→ **ASSIGNED TASK 1**:
Answer these questions from the toy safety text, one line each:
(a) On what date did the European Commission propose the Toy Safety Regulation?
(b) Under what age must children be for a product to fall within the Directive's scope?
(c) In what year did the Commission carry out its evaluation of the Toy Safety Directive?
→ **ASSIGNED TASK 2**: Name every category that the toy safety text says the essential safety requirements mainly concern.
→ **ASSIGNED TASK 3**: Please carry on the toy safety text from its last sentence.

→ **SOURCE TEXT**:
=-=-=-=-=

The European Commission proposed on 28 July a Toy Safety Regulation revising the current rules to protect children from potential risks in toys. While toys put on the EU market are among the safest ones in the world, the proposed rules will further improve this protection, in particular from harmful chemicals.


How are toys regulated today in the EU?

Toys put on the EU market are among the safest ones in the world. In fact, toys are currently regulated by Directive 2009/48/EC on the safety of toys. The scope of the Directive covers all 'products designed or intended, whether or not exclusively, for use in play by children under 14 years of age'. This Directive lays down the safety requirements that toys must meet in order to be placed on the market in the European Union, whether they are manufactured in the EU or elsewhere in the world. At the same time, the Directive aims at ensuring the free movement of toys within the Single Market.

The Directive sets out a number of safety criteria ('essential safety requirements') for toys. The essential safety requirements are designed to ensure a high level of safety; they cover different aspects related to the characteristics of the toy or to its performance. These categories mainly concern physical and mechanical properties, flammability, chemical properties, electrical properties, hygiene and radioactivity. It is the manufacturer, whether established in the EU or in a third country, that is responsible for the compliance of the toy with the applicable requirements before it is marketed in the EU. When a toy is in conformity with the applicable requirements, the manufacturer must affix the 'CE' marking to it, identifying it as meeting the standards required for marketing in the EU.

Why does the EU need to revise the current rules on toy safety?

The Commission conducted an Evaluation of the Toy Safety Directive in 2020 which identified a number of shortcomings that have emerged during the practical application of the 2009 Directive. In particular, the evaluation identified certain limitations in ensuring a high level of protection of children from possible risks posed by harmful chemicals in toys. Although the Directive already prohibits substances that are carcinogenic, mutagenic or toxic for reproduction (CMRs) in toys, it does not refer to other substances such as endocrine disruptors, substances affecting the immune, neurological or respiratory systems or substances toxic to a specific organ. The evaluation also pointed to the fact that the enforcement of the Directive was not effective enough, especially regarding online sales, and that there remain a high number of non-compliant toys on the Union market. In addition, the Chemicals Strategy for Sustainability (the CSS) also called for strengthening the protection from the most harmful chemicals including for consumers in vulnerable groups.

=-=-=-=-=

→ **MATERIAL SHOWN**:

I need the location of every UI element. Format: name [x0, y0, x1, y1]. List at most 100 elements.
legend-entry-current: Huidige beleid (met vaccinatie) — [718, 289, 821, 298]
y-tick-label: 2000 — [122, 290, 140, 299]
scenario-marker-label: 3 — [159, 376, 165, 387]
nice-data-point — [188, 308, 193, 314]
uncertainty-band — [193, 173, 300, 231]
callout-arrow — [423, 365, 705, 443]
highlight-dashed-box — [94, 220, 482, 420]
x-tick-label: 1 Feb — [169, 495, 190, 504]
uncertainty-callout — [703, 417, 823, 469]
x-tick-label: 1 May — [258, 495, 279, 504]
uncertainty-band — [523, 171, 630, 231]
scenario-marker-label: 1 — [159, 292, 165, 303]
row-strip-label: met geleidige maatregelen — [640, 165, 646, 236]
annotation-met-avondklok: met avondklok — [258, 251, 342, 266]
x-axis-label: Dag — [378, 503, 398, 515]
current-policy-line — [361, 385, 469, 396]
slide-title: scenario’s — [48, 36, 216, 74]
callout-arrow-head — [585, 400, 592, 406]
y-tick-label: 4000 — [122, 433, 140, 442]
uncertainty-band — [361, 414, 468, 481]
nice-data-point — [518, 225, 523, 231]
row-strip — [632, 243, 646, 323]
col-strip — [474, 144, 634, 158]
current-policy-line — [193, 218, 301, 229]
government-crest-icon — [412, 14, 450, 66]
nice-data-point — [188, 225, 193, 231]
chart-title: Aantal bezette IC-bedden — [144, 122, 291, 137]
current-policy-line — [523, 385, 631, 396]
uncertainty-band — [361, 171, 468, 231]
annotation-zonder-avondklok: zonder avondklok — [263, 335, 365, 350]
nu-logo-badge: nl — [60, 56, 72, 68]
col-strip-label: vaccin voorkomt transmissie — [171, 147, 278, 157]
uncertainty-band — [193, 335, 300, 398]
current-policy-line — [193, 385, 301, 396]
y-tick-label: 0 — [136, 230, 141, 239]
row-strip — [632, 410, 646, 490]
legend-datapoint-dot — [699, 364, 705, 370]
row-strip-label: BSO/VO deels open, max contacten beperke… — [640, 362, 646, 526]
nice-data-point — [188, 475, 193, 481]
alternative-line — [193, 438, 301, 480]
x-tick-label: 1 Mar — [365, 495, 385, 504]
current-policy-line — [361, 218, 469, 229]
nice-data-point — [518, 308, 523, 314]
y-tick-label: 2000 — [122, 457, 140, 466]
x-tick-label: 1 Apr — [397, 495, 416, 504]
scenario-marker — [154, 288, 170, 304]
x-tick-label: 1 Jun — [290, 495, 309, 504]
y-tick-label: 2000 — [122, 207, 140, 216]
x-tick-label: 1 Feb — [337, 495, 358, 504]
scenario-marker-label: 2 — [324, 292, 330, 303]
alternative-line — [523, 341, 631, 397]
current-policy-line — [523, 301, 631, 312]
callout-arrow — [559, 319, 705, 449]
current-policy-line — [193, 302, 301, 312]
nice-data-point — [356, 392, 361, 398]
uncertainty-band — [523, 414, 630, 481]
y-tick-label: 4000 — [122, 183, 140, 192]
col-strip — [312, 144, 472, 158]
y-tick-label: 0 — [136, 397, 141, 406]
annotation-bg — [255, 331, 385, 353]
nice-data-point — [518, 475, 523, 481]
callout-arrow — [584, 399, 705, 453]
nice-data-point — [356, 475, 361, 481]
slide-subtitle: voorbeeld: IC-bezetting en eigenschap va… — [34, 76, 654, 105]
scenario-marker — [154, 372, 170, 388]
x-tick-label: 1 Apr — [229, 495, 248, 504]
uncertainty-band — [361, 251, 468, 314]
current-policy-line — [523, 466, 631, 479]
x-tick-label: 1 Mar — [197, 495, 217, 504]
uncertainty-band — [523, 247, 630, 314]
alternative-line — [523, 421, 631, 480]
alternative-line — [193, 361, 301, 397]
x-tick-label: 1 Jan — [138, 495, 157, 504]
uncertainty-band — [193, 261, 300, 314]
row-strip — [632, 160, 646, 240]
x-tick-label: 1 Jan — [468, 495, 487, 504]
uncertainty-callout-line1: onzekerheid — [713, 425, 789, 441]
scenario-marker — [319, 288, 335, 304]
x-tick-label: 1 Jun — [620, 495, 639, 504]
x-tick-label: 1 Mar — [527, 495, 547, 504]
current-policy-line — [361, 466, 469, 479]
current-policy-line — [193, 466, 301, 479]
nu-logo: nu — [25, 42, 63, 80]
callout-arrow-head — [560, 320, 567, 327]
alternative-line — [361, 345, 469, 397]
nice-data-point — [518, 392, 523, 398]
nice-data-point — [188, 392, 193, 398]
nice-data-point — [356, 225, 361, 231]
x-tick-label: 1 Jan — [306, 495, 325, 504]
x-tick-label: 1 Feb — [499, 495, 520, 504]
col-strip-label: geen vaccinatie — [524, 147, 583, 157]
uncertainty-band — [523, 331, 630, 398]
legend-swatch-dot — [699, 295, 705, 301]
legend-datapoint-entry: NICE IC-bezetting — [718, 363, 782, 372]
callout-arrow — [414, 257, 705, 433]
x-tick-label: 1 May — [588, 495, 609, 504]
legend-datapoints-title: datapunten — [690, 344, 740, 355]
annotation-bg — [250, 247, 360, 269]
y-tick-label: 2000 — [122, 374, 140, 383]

=-=-=-=-=

→ **WRITTEN REPLY 1**:
(a) 28 July
(b) 14 years of age
(c) 2020

→ **WRITTEN REPLY 2**:
- Physical and mechanical properties
- Flammability
- Chemical properties
- Electrical properties
- Hygiene
- Radioactivity

→ **WRITTEN REPLY 3**:
This is why the Commission is proposing today a Regulation on toy safety that will replace the current Directive, address these shortcomings and strengthen the level of protection of children from possible risks, while improving the level playing field between toys manufactured in the EU and abroad.

What are the main changes which will better protect children from harmful chemicals?

To better protect children from harmful chemicals, the proposed rules will not only maintain the current prohibition of using substances that are carcinogenic, mutagenic or toxic for reproduction (CMRs) in toys, but it will also prohibit the use of other harmful chemicals. For instance, this proposal will prohibit the use of chemicals that affect the endocrine system (endocrine disruptors), and those chemicals which are toxic to a specific organ, including the immune, neurological or respiratory systems. These chemicals are particularly harmful for children as they could interfere with their hormones, their cognitive development or more generally impact their health. It will allow for derogations to those generic bans only under limited circumstances where the use of these substances in toys do not pose a risk to children and there are no  alternatives. Introducing generic bans for the most harmful substances as soon as their hazards have been established under the relevant EU legislation on Classification, Labelling and Packaging of chemicals  will guarantee that children are more swiftly protected from the possible risks of these substances when present in toys. Derogations to these generic bans will be allowed where the safety of children is not compromised, thus limiting the costs for industry.

What will be the main changes to prevent unsafe toys from reaching the EU market?  

The proposed rules will also strengthen enforcement so that only safe toys will be sold in the Union. All toys will have a digital product passport with compliance and other information on the toy. This will make it easier for national inspectors and customs officers to control them. Under the new rules, importers will have to submit the digital product passport to customs at the EU borders which will be checked to prevent that unsafe toys enter the Union market, including those sold online.

What other measures will be possible to remove unsafe toys from the market?

National authorities will continue to carry out market surveillance controls on toys in accordance with the EU market surveillance framework. In addition, the proposed rules will provide for additional means to act if there are unsafe toys presenting risks not clearly foreseen by the Regulation. In particular, the proposal ensures that the Commission has the power to require that these toys are taken off the market.

Will the proposed rules also regulate digital aspects?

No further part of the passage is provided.